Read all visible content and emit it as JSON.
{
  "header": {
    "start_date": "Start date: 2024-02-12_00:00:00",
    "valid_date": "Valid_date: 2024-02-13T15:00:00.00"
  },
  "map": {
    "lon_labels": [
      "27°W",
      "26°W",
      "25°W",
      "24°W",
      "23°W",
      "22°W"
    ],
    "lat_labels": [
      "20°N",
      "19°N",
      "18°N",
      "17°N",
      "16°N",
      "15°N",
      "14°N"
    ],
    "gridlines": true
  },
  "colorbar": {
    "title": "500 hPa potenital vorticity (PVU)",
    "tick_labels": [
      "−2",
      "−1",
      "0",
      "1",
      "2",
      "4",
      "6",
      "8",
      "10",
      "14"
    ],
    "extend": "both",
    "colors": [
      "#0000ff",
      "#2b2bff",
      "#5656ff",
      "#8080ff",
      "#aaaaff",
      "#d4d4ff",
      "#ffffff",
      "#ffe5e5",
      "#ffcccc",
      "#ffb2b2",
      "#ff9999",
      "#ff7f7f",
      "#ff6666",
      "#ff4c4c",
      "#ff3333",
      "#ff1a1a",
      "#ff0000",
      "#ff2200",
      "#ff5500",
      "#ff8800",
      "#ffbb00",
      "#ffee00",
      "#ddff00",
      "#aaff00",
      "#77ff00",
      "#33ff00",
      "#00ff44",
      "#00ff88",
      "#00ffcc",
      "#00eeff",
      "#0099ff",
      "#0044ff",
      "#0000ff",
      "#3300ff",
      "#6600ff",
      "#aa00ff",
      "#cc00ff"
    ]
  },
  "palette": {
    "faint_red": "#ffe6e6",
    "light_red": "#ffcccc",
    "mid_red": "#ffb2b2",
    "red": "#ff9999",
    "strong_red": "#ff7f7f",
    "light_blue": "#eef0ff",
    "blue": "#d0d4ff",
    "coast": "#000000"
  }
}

• WRITTEN TASK
Set all of the entries down again, exactly as they were given.

• SOLVED PROBLEM
Read all visible content and emit it as JSON.
{
  "header": {
    "start_date": "Start date: 2024-02-12_00:00:00",
    "valid_date": "Valid_date: 2024-02-13T15:00:00.00"
  },
  "map": {
    "lon_labels": [
      "27°W",
      "26°W",
      "25°W",
      "24°W",
      "23°W",
      "22°W"
    ],
    "lat_labels": [
      "20°N",
      "19°N",
      "18°N",
      "17°N",
      "16°N",
      "15°N",
      "14°N"
    ],
    "gridlines": true
  },
  "colorbar": {
    "title": "500 hPa potenital vorticity (PVU)",
    "tick_labels": [
      "−2",
      "−1",
      "0",
      "1",
      "2",
      "4",
      "6",
      "8",
      "10",
      "14"
    ],
    "extend": "both",
    "colors": [
      "#0000ff",
      "#2b2bff",
      "#5656ff",
      "#8080ff",
      "#aaaaff",
      "#d4d4ff",
      "#ffffff",
      "#ffe5e5",
      "#ffcccc",
      "#ffb2b2",
      "#ff9999",
      "#ff7f7f",
      "#ff6666",
      "#ff4c4c",
      "#ff3333",
      "#ff1a1a",
      "#ff0000",
      "#ff2200",
      "#ff5500",
      "#ff8800",
      "#ffbb00",
      "#ffee00",
      "#ddff00",
      "#aaff00",
      "#77ff00",
      "#33ff00",
      "#00ff44",
      "#00ff88",
      "#00ffcc",
      "#00eeff",
      "#0099ff",
      "#0044ff",
      "#0000ff",
      "#3300ff",
      "#6600ff",
      "#aa00ff",
      "#cc00ff"
    ]
  },
  "palette": {
    "faint_red": "#ffe6e6",
    "light_red": "#ffcccc",
    "mid_red": "#ffb2b2",
    "red": "#ff9999",
    "strong_red": "#ff7f7f",
    "light_blue": "#eef0ff",
    "blue": "#d0d4ff",
    "coast": "#000000"
  }
}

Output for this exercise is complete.